----- Data to process

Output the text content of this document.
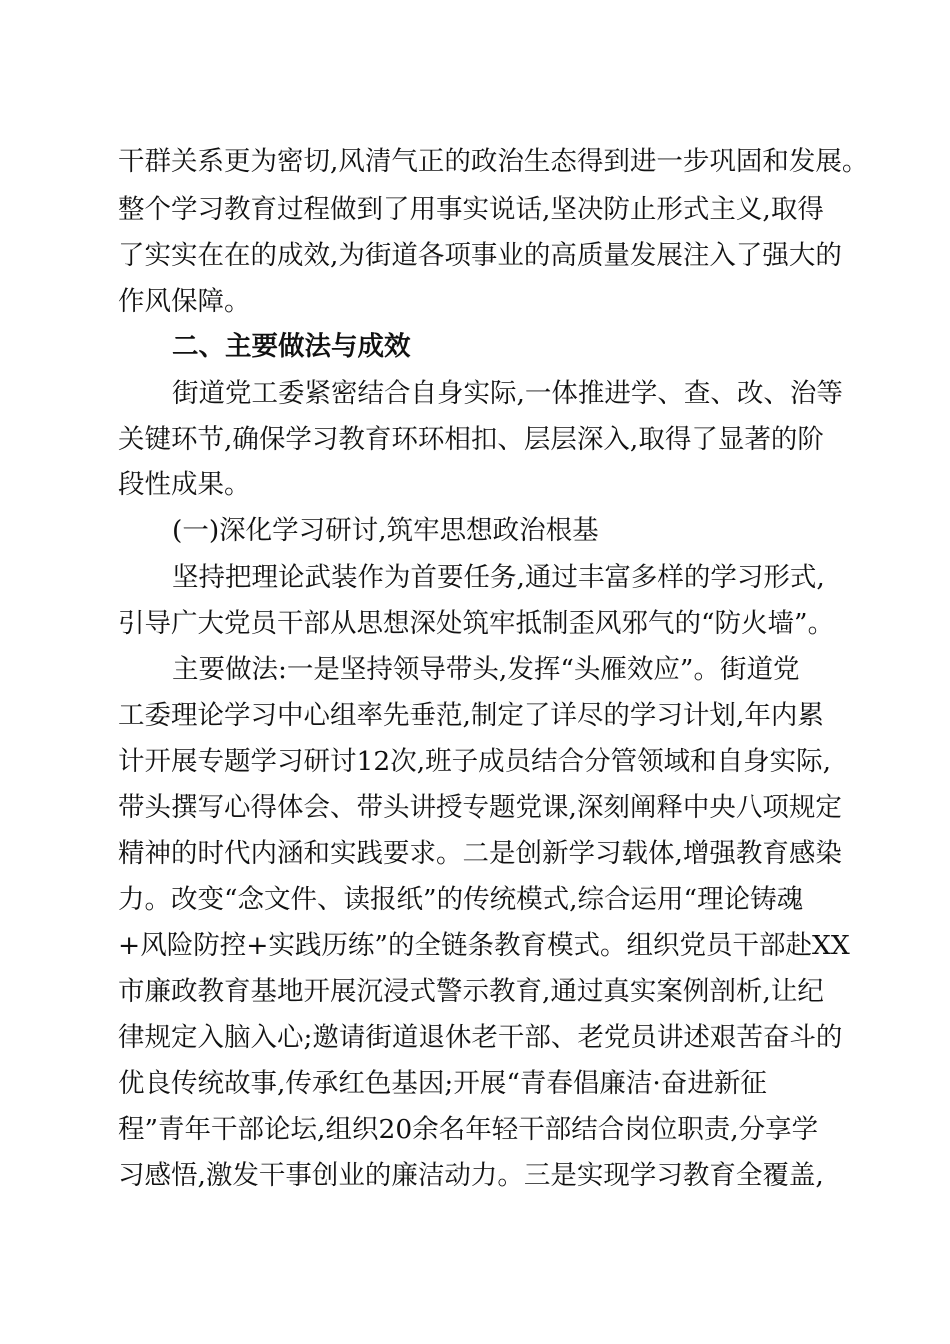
干群关系更为密切,风清气正的政治生态得到进一步巩固和发展。
整个学习教育过程做到了用事实说话,坚决防止形式主义,取得
了实实在在的成效,为街道各项事业的高质量发展注入了强大的
作风保障。
二、主要做法与成效
街道党工委紧密结合自身实际,一体推进学、查、改、治等
关键环节,确保学习教育环环相扣、层层深入,取得了显著的阶
段性成果。
(一)深化学习研讨,筑牢思想政治根基
坚持把理论武装作为首要任务,通过丰富多样的学习形式,
引导广大党员干部从思想深处筑牢抵制歪风邪气的“防火墙”。
主要做法:一是坚持领导带头,发挥“头雁效应”。街道党
工委理论学习中心组率先垂范,制定了详尽的学习计划,年内累
计开展专题学习研讨12次,班子成员结合分管领域和自身实际,
带头撰写心得体会、带头讲授专题党课,深刻阐释中央八项规定
精神的时代内涵和实践要求。二是创新学习载体,增强教育感染
力。改变“念文件、读报纸”的传统模式,综合运用“理论铸魂
+风险防控+实践历练”的全链条教育模式。组织党员干部赴XX
市廉政教育基地开展沉浸式警示教育,通过真实案例剖析,让纪
律规定入脑入心;邀请街道退休老干部、老党员讲述艰苦奋斗的
优良传统故事,传承红色基因;开展“青春倡廉洁·奋进新征
程”青年干部论坛,组织20余名年轻干部结合岗位职责,分享学
习感悟,激发干事创业的廉洁动力。三是实现学习教育全覆盖,
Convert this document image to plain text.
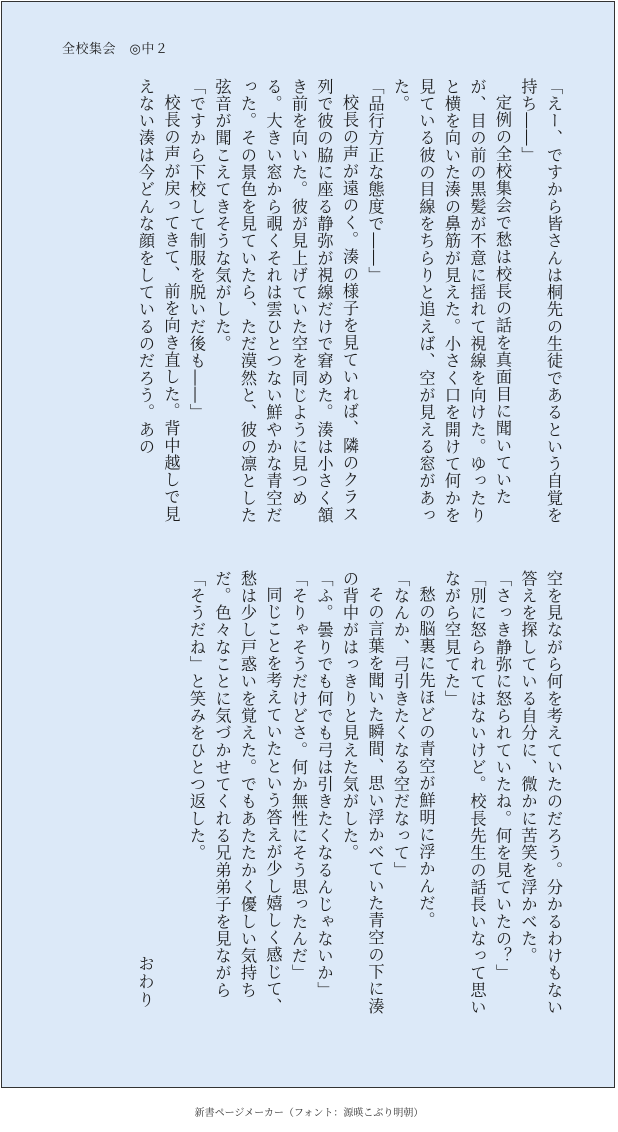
全校集会　◎中２

「えー、ですから皆さんは桐先の生徒であるという自覚を持ち――」

定例の全校集会で愁は校長の話を真面目に聞いていたが、目の前の黒髪が不意に揺れて視線を向けた。ゆったりと横を向いた湊の鼻筋が見えた。小さく口を開けて何かを見ている彼の目線をちらりと追えば、空が見える窓があった。

「品行方正な態度で――」

校長の声が遠のく。湊の様子を見ていれば、隣のクラス列で彼の脇に座る静弥が視線だけで窘めた。湊は小さく頷き前を向いた。彼が見上げていた空を同じように見つめる。大きい窓から覗くそれは雲ひとつない鮮やかな青空だった。その景色を見ていたら、ただ漠然と、彼の凛とした弦音が聞こえてきそうな気がした。

「ですから下校して制服を脱いだ後も――」

校長の声が戻ってきて、前を向き直した。背中越しで見えない湊は今どんな顔をしているのだろう。あの

空を見ながら何を考えていたのだろう。分かるわけもない答えを探している自分に、微かに苦笑を浮かべた。

「さっき静弥に怒られていたね。何を見ていたの？」

「別に怒られてはないけど。校長先生の話長いなって思いながら空見てた」

愁の脳裏に先ほどの青空が鮮明に浮かんだ。

「なんか、弓引きたくなる空だなって」

その言葉を聞いた瞬間、思い浮かべていた青空の下に湊の背中がはっきりと見えた気がした。

「ふ。曇りでも何でも弓は引きたくなるんじゃないか」

「そりゃそうだけどさ。何か無性にそう思ったんだ」

同じことを考えていたという答えが少し嬉しく感じて、愁は少し戸惑いを覚えた。でもあたたかく優しい気持ちだ。色々なことに気づかせてくれる兄弟弟子を見ながら「そうだね」と笑みをひとつ返した。

おわり

新書ページメーカー（フォント：源暎こぶり明朝）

----------

• Problem to solve: Pick out the lines that have the word "document". Copy them all.

• Result:
Output the text content of this document.
Convert this document image to plain text.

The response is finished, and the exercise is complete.